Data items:
○ ○ ○ ○ ○ ○ ○

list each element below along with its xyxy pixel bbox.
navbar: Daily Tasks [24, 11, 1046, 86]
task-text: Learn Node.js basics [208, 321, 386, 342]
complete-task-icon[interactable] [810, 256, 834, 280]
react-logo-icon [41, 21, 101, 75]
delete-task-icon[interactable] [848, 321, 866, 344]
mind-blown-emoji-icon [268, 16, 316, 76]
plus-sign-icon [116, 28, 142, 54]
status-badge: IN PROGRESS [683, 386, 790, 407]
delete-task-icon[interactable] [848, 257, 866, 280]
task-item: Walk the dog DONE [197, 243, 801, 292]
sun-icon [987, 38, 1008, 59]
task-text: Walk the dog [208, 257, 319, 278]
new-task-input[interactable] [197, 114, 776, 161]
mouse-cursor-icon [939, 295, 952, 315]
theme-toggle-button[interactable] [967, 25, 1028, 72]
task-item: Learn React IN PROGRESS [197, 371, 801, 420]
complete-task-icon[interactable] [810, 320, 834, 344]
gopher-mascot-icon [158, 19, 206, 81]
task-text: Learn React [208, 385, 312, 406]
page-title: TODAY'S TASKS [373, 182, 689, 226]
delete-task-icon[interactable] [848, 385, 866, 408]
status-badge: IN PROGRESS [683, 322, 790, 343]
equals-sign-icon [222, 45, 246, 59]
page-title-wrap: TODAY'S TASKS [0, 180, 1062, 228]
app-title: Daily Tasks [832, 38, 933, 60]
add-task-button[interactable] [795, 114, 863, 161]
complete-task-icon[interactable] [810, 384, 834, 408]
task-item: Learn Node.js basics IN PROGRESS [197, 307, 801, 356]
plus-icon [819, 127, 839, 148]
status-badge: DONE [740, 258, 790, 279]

○ ○ ○ ○ ○ ○ ○

What the task requires: Could you rewrite the rows above with every "IN PROGRESS" changed to "PENDING" and nothing else altered?

Output below:
list each element below along with its xyxy pixel bbox.
navbar: Daily Tasks [24, 11, 1046, 86]
task-text: Learn Node.js basics [208, 321, 386, 342]
complete-task-icon[interactable] [810, 256, 834, 280]
react-logo-icon [41, 21, 101, 75]
delete-task-icon[interactable] [848, 321, 866, 344]
mind-blown-emoji-icon [268, 16, 316, 76]
plus-sign-icon [116, 28, 142, 54]
status-badge: PENDING [683, 386, 790, 407]
delete-task-icon[interactable] [848, 257, 866, 280]
task-item: Walk the dog DONE [197, 243, 801, 292]
sun-icon [987, 38, 1008, 59]
task-text: Walk the dog [208, 257, 319, 278]
new-task-input[interactable] [197, 114, 776, 161]
mouse-cursor-icon [939, 295, 952, 315]
theme-toggle-button[interactable] [967, 25, 1028, 72]
task-item: Learn React PENDING [197, 371, 801, 420]
complete-task-icon[interactable] [810, 320, 834, 344]
gopher-mascot-icon [158, 19, 206, 81]
task-text: Learn React [208, 385, 312, 406]
page-title: TODAY'S TASKS [373, 182, 689, 226]
delete-task-icon[interactable] [848, 385, 866, 408]
status-badge: PENDING [683, 322, 790, 343]
equals-sign-icon [222, 45, 246, 59]
page-title-wrap: TODAY'S TASKS [0, 180, 1062, 228]
app-title: Daily Tasks [832, 38, 933, 60]
add-task-button[interactable] [795, 114, 863, 161]
complete-task-icon[interactable] [810, 384, 834, 408]
task-item: Learn Node.js basics PENDING [197, 307, 801, 356]
plus-icon [819, 127, 839, 148]
status-badge: DONE [740, 258, 790, 279]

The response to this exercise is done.